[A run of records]
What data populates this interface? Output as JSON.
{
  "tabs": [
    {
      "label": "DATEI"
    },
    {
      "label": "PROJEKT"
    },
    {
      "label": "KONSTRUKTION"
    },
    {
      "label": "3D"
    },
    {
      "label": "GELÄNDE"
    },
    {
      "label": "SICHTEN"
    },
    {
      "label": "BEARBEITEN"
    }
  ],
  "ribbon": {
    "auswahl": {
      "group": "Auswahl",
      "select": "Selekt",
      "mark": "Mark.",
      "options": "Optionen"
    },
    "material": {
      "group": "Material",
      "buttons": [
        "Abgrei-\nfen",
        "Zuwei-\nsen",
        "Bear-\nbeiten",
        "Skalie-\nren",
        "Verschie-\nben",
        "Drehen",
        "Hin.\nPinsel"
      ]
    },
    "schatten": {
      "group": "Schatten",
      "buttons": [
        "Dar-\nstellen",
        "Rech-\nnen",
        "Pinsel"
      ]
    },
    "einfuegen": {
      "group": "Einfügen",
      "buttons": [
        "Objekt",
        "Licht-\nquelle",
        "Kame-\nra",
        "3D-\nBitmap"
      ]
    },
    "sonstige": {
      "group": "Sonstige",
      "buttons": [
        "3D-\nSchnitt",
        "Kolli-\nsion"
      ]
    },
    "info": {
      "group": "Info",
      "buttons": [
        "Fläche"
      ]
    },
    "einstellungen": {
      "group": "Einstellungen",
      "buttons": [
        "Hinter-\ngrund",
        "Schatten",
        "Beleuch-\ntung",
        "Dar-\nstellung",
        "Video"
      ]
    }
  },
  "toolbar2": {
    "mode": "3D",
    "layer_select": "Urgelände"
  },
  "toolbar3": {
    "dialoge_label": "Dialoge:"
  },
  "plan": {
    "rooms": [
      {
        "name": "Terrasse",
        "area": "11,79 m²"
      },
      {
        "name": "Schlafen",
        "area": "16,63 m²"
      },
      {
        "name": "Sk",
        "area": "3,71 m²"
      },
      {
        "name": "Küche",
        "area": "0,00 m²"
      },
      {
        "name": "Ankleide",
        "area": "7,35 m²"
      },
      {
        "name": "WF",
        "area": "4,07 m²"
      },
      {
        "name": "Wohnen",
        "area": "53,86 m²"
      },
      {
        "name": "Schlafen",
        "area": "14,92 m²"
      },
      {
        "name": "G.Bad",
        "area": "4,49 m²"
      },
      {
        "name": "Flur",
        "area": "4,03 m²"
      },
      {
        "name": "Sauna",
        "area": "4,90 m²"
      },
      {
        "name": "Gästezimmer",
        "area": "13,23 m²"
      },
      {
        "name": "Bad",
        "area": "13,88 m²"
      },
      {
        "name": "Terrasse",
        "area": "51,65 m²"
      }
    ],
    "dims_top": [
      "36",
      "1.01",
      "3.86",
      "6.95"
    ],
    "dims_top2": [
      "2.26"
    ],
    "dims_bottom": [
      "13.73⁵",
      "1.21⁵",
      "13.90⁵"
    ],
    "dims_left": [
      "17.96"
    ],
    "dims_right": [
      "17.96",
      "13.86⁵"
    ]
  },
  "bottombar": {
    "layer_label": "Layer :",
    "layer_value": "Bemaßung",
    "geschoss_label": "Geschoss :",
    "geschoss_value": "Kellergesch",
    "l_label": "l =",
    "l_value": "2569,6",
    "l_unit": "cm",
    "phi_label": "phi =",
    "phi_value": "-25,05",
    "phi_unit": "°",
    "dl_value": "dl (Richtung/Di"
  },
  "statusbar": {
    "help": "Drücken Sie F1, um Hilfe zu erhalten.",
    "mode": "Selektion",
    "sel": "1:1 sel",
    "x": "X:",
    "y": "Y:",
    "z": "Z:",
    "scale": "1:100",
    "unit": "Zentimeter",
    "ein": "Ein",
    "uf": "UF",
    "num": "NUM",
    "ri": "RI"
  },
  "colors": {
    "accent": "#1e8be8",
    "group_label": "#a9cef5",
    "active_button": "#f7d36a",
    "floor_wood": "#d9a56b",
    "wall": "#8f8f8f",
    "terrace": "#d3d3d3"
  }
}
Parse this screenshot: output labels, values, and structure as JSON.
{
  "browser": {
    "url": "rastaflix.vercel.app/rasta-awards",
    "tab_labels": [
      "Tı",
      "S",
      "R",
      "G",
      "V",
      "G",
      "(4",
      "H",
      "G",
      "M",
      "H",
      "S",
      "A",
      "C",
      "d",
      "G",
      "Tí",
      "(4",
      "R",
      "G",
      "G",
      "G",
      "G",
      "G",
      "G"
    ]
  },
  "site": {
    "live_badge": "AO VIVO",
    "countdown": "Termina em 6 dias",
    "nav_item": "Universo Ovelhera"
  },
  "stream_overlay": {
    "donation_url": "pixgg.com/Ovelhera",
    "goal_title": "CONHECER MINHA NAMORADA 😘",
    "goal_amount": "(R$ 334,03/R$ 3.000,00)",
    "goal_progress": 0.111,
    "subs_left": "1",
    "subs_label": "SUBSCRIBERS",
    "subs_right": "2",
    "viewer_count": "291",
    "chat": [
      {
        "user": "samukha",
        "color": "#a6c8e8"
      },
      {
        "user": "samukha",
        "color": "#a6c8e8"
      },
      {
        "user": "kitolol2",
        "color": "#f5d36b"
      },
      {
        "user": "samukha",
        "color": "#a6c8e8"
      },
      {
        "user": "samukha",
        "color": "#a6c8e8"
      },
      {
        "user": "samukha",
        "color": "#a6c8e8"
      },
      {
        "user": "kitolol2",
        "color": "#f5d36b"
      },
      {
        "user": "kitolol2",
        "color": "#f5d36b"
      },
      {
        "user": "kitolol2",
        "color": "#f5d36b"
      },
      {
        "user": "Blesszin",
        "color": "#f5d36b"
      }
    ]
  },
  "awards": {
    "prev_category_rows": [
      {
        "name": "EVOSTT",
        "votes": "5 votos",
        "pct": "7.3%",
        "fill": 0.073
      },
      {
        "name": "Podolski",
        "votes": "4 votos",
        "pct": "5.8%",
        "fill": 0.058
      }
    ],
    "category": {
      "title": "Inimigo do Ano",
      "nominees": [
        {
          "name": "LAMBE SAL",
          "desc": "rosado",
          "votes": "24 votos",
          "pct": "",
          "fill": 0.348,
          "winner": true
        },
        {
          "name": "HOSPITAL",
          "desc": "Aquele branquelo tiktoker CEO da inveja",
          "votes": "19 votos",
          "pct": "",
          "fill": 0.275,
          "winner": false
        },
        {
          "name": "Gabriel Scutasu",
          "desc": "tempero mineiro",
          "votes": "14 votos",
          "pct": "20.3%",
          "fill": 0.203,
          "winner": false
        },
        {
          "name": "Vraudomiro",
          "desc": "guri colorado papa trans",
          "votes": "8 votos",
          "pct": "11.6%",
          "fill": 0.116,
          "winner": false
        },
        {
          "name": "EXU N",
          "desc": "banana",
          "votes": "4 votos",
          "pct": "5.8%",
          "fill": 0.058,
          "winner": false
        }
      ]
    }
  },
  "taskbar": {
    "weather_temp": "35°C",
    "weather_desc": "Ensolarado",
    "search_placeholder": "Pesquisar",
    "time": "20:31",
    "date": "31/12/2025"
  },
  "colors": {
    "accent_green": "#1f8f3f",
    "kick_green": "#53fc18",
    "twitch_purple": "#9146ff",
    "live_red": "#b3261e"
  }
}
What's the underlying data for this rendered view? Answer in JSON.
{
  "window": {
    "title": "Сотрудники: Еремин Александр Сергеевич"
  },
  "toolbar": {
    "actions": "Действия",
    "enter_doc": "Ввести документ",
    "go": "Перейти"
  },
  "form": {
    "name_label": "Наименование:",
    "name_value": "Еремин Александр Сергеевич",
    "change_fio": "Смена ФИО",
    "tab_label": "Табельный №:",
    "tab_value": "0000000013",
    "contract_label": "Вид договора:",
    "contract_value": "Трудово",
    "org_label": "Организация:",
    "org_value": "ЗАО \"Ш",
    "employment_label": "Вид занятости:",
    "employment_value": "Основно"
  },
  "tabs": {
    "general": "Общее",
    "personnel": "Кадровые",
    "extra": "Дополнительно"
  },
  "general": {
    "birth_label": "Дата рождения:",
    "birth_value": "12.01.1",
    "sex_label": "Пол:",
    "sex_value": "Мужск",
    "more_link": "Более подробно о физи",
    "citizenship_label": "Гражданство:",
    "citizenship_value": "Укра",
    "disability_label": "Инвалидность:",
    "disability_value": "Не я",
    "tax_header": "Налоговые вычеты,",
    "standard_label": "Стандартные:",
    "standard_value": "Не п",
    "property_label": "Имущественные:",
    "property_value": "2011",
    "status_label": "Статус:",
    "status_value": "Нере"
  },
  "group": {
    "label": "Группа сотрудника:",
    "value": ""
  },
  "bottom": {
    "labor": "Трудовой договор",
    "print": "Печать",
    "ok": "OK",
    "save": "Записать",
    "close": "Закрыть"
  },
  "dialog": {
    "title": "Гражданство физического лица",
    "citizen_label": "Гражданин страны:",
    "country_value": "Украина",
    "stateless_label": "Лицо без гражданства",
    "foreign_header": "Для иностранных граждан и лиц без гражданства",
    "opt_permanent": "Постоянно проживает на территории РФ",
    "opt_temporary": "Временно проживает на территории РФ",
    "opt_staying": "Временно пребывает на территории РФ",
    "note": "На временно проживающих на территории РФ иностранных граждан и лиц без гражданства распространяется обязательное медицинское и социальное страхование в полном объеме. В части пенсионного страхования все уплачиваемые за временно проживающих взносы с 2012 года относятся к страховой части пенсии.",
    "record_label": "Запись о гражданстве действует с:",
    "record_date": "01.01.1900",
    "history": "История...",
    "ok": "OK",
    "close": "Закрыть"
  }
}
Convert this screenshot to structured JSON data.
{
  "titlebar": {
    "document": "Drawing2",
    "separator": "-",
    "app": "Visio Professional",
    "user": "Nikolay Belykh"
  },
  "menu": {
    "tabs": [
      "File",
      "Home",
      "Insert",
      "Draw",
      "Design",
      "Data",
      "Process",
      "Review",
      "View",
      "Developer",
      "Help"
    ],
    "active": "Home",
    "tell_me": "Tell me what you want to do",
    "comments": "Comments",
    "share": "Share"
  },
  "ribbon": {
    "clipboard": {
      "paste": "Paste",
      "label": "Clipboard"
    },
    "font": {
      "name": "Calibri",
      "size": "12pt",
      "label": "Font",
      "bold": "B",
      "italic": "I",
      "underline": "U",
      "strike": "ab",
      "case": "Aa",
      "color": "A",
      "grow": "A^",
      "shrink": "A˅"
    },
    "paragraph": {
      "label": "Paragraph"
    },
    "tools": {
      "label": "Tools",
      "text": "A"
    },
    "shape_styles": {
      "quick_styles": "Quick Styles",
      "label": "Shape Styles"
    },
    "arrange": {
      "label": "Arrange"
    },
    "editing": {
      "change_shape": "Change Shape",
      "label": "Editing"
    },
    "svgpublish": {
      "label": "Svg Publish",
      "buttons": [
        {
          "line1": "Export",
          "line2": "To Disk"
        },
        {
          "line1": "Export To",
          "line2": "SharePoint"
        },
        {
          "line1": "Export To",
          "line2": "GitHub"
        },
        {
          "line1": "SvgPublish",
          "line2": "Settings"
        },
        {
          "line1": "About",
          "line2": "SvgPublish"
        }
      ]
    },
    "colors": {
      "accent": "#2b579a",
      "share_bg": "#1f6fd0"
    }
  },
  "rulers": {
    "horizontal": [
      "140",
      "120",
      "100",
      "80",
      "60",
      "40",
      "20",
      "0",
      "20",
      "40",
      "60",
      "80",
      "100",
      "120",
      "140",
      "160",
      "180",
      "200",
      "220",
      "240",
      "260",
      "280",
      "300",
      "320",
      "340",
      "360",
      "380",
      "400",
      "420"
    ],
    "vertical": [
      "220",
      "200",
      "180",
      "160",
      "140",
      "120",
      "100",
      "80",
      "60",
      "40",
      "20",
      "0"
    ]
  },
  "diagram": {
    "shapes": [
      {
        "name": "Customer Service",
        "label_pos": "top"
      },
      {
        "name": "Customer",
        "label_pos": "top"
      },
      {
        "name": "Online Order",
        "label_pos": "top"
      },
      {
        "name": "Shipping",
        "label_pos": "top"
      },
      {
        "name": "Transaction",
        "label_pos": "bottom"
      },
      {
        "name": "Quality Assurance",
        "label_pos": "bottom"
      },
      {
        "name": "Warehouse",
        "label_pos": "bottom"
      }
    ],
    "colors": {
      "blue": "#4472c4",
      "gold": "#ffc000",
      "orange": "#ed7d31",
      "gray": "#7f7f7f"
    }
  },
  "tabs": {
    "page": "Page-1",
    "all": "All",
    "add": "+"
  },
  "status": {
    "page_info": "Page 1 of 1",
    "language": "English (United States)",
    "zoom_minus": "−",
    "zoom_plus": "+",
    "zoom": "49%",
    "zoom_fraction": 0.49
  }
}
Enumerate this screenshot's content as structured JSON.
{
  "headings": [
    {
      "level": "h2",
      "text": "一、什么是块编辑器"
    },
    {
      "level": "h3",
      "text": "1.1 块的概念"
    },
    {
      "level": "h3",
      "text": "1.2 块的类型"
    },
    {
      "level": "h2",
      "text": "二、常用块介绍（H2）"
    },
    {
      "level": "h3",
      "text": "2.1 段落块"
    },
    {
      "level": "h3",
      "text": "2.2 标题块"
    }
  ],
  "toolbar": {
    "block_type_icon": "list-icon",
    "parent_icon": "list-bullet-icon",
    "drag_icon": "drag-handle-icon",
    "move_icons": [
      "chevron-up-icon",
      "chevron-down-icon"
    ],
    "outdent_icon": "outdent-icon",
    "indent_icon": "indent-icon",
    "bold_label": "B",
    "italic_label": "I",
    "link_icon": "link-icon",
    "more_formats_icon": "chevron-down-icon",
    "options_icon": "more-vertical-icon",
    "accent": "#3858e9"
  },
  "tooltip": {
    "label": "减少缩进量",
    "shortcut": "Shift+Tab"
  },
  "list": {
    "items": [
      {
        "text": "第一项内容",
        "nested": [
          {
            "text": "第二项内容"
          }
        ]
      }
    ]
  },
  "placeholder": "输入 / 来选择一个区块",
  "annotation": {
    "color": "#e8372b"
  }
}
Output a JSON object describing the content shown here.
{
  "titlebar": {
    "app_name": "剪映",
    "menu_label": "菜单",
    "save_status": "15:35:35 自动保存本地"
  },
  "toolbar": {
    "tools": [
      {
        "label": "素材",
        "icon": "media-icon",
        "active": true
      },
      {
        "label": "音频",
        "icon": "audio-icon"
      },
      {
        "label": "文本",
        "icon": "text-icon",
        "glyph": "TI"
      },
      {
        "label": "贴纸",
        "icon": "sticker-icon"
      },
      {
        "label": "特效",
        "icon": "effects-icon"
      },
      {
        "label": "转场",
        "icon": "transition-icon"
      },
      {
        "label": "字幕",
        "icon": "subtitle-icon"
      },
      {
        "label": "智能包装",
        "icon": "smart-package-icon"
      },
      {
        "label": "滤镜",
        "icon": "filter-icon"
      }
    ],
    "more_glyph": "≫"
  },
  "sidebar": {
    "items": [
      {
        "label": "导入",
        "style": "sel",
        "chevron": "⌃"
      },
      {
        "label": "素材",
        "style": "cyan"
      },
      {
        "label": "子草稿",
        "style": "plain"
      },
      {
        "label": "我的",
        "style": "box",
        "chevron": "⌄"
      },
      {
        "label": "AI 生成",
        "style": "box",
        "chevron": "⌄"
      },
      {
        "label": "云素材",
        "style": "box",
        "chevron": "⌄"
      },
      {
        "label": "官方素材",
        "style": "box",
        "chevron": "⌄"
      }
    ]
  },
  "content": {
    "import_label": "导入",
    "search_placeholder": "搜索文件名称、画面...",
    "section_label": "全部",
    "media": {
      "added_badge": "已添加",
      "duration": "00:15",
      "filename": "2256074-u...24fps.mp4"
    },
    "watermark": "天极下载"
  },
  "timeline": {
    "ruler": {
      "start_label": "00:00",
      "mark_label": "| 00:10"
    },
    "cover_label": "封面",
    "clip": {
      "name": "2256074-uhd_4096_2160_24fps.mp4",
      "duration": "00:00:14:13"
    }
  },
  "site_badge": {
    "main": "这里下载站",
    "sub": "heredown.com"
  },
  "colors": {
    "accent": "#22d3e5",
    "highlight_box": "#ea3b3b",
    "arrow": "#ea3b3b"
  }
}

▶ _PROMPT_:
Identify and copy all lines with the word "structured".

▶ _THE RESPONSE_:
Convert this screenshot to structured JSON data.
Enumerate this screenshot's content as structured JSON.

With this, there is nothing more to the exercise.